Problem details
Can you output the material exactly as written, minus any pictures it holds?

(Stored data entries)
****************************************

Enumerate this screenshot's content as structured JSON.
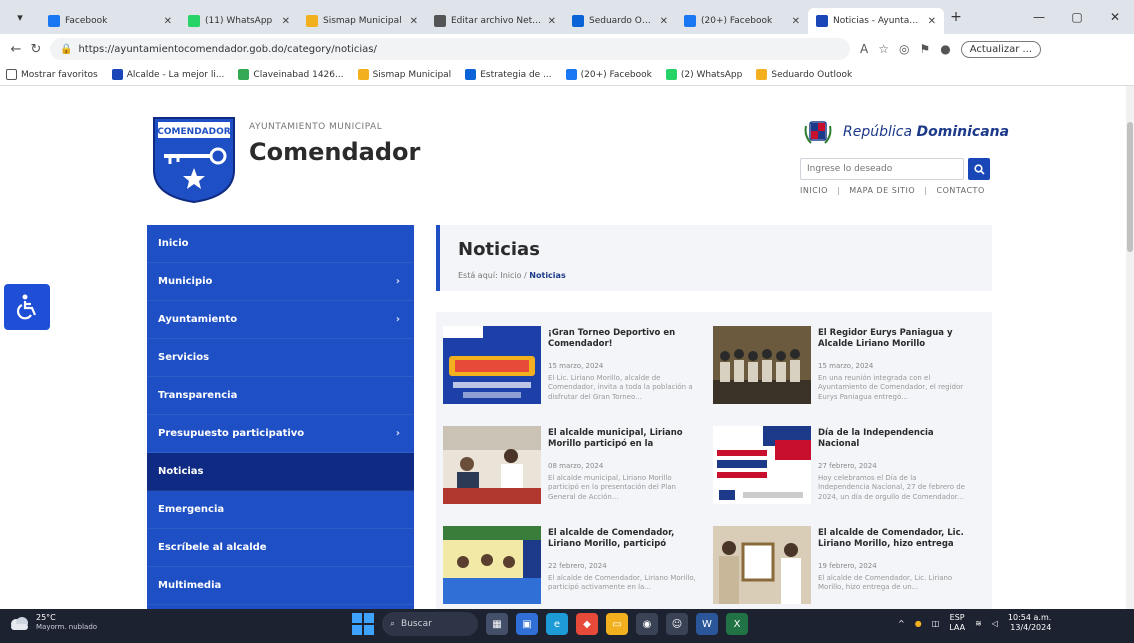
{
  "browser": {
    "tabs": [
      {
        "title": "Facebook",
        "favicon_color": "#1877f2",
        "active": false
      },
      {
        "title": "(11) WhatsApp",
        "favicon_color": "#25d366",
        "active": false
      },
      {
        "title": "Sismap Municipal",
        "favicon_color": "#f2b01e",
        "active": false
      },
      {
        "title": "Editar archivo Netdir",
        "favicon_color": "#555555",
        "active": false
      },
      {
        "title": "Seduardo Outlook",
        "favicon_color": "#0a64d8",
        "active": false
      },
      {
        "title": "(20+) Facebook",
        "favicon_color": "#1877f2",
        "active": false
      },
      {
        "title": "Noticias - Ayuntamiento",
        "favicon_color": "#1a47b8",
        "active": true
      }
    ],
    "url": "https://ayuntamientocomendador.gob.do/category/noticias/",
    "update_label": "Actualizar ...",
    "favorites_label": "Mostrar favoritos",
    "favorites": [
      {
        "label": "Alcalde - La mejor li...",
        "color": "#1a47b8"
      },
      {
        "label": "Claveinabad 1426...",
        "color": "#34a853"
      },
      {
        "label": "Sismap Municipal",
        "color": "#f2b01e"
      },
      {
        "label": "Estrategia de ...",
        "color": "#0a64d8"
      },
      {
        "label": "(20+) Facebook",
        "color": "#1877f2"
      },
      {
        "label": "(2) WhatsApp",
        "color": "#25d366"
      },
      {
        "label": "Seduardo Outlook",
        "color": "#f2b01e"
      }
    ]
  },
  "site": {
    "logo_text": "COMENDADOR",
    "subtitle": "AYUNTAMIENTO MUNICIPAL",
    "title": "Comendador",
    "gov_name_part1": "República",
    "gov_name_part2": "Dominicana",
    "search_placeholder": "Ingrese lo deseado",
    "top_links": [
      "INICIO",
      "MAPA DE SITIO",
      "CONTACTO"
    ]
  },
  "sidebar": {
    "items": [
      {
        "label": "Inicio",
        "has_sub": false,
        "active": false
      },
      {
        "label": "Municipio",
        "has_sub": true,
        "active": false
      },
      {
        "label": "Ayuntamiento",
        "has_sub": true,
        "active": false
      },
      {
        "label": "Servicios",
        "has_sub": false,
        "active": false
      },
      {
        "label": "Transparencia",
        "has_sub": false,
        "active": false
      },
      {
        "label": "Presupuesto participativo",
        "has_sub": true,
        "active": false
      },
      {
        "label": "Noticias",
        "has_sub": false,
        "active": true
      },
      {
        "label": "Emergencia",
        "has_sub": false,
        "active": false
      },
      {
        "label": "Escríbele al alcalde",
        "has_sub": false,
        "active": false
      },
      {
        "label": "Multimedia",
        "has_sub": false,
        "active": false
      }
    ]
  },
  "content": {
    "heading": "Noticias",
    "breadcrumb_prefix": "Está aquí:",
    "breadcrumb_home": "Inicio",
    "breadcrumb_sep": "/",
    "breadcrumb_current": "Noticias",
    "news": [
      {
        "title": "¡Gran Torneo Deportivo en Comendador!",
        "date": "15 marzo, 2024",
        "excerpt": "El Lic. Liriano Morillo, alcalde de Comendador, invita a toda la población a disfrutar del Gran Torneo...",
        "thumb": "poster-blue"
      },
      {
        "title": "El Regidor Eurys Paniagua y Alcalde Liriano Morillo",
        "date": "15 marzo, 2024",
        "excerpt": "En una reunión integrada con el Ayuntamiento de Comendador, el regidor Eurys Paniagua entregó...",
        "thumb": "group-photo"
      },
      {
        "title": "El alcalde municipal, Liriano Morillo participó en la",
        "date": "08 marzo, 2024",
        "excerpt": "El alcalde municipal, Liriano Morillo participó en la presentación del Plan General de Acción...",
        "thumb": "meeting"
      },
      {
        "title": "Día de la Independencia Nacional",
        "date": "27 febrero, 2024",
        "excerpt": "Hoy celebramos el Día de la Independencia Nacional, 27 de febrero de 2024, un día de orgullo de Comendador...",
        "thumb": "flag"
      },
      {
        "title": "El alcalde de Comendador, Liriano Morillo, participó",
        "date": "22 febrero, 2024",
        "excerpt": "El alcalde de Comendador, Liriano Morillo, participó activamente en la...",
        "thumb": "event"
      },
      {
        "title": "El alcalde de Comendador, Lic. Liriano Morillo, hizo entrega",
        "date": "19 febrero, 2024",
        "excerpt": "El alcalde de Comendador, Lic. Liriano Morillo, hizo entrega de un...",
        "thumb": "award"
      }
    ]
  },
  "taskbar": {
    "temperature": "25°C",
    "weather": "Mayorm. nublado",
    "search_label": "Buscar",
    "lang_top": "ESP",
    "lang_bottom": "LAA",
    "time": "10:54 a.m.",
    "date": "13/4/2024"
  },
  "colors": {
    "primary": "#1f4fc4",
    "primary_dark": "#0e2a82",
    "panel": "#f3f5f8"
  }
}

****************************************

Solution
Enumerate this screenshot's content as structured JSON.
{
  "browser": {
    "tabs": [
      {
        "title": "Facebook",
        "favicon_color": "#1877f2",
        "active": false
      },
      {
        "title": "(11) WhatsApp",
        "favicon_color": "#25d366",
        "active": false
      },
      {
        "title": "Sismap Municipal",
        "favicon_color": "#f2b01e",
        "active": false
      },
      {
        "title": "Editar archivo Netdir",
        "favicon_color": "#555555",
        "active": false
      },
      {
        "title": "Seduardo Outlook",
        "favicon_color": "#0a64d8",
        "active": false
      },
      {
        "title": "(20+) Facebook",
        "favicon_color": "#1877f2",
        "active": false
      },
      {
        "title": "Noticias - Ayuntamiento",
        "favicon_color": "#1a47b8",
        "active": true
      }
    ],
    "url": "https://ayuntamientocomendador.gob.do/category/noticias/",
    "update_label": "Actualizar ...",
    "favorites_label": "Mostrar favoritos",
    "favorites": [
      {
        "label": "Alcalde - La mejor li...",
        "color": "#1a47b8"
      },
      {
        "label": "Claveinabad 1426...",
        "color": "#34a853"
      },
      {
        "label": "Sismap Municipal",
        "color": "#f2b01e"
      },
      {
        "label": "Estrategia de ...",
        "color": "#0a64d8"
      },
      {
        "label": "(20+) Facebook",
        "color": "#1877f2"
      },
      {
        "label": "(2) WhatsApp",
        "color": "#25d366"
      },
      {
        "label": "Seduardo Outlook",
        "color": "#f2b01e"
      }
    ]
  },
  "site": {
    "logo_text": "COMENDADOR",
    "subtitle": "AYUNTAMIENTO MUNICIPAL",
    "title": "Comendador",
    "gov_name_part1": "República",
    "gov_name_part2": "Dominicana",
    "search_placeholder": "Ingrese lo deseado",
    "top_links": [
      "INICIO",
      "MAPA DE SITIO",
      "CONTACTO"
    ]
  },
  "sidebar": {
    "items": [
      {
        "label": "Inicio",
        "has_sub": false,
        "active": false
      },
      {
        "label": "Municipio",
        "has_sub": true,
        "active": false
      },
      {
        "label": "Ayuntamiento",
        "has_sub": true,
        "active": false
      },
      {
        "label": "Servicios",
        "has_sub": false,
        "active": false
      },
      {
        "label": "Transparencia",
        "has_sub": false,
        "active": false
      },
      {
        "label": "Presupuesto participativo",
        "has_sub": true,
        "active": false
      },
      {
        "label": "Noticias",
        "has_sub": false,
        "active": true
      },
      {
        "label": "Emergencia",
        "has_sub": false,
        "active": false
      },
      {
        "label": "Escríbele al alcalde",
        "has_sub": false,
        "active": false
      },
      {
        "label": "Multimedia",
        "has_sub": false,
        "active": false
      }
    ]
  },
  "content": {
    "heading": "Noticias",
    "breadcrumb_prefix": "Está aquí:",
    "breadcrumb_home": "Inicio",
    "breadcrumb_sep": "/",
    "breadcrumb_current": "Noticias",
    "news": [
      {
        "title": "¡Gran Torneo Deportivo en Comendador!",
        "date": "15 marzo, 2024",
        "excerpt": "El Lic. Liriano Morillo, alcalde de Comendador, invita a toda la población a disfrutar del Gran Torneo...",
        "thumb": "poster-blue"
      },
      {
        "title": "El Regidor Eurys Paniagua y Alcalde Liriano Morillo",
        "date": "15 marzo, 2024",
        "excerpt": "En una reunión integrada con el Ayuntamiento de Comendador, el regidor Eurys Paniagua entregó...",
        "thumb": "group-photo"
      },
      {
        "title": "El alcalde municipal, Liriano Morillo participó en la",
        "date": "08 marzo, 2024",
        "excerpt": "El alcalde municipal, Liriano Morillo participó en la presentación del Plan General de Acción...",
        "thumb": "meeting"
      },
      {
        "title": "Día de la Independencia Nacional",
        "date": "27 febrero, 2024",
        "excerpt": "Hoy celebramos el Día de la Independencia Nacional, 27 de febrero de 2024, un día de orgullo de Comendador...",
        "thumb": "flag"
      },
      {
        "title": "El alcalde de Comendador, Liriano Morillo, participó",
        "date": "22 febrero, 2024",
        "excerpt": "El alcalde de Comendador, Liriano Morillo, participó activamente en la...",
        "thumb": "event"
      },
      {
        "title": "El alcalde de Comendador, Lic. Liriano Morillo, hizo entrega",
        "date": "19 febrero, 2024",
        "excerpt": "El alcalde de Comendador, Lic. Liriano Morillo, hizo entrega de un...",
        "thumb": "award"
      }
    ]
  },
  "taskbar": {
    "temperature": "25°C",
    "weather": "Mayorm. nublado",
    "search_label": "Buscar",
    "lang_top": "ESP",
    "lang_bottom": "LAA",
    "time": "10:54 a.m.",
    "date": "13/4/2024"
  },
  "colors": {
    "primary": "#1f4fc4",
    "primary_dark": "#0e2a82",
    "panel": "#f3f5f8"
  }
}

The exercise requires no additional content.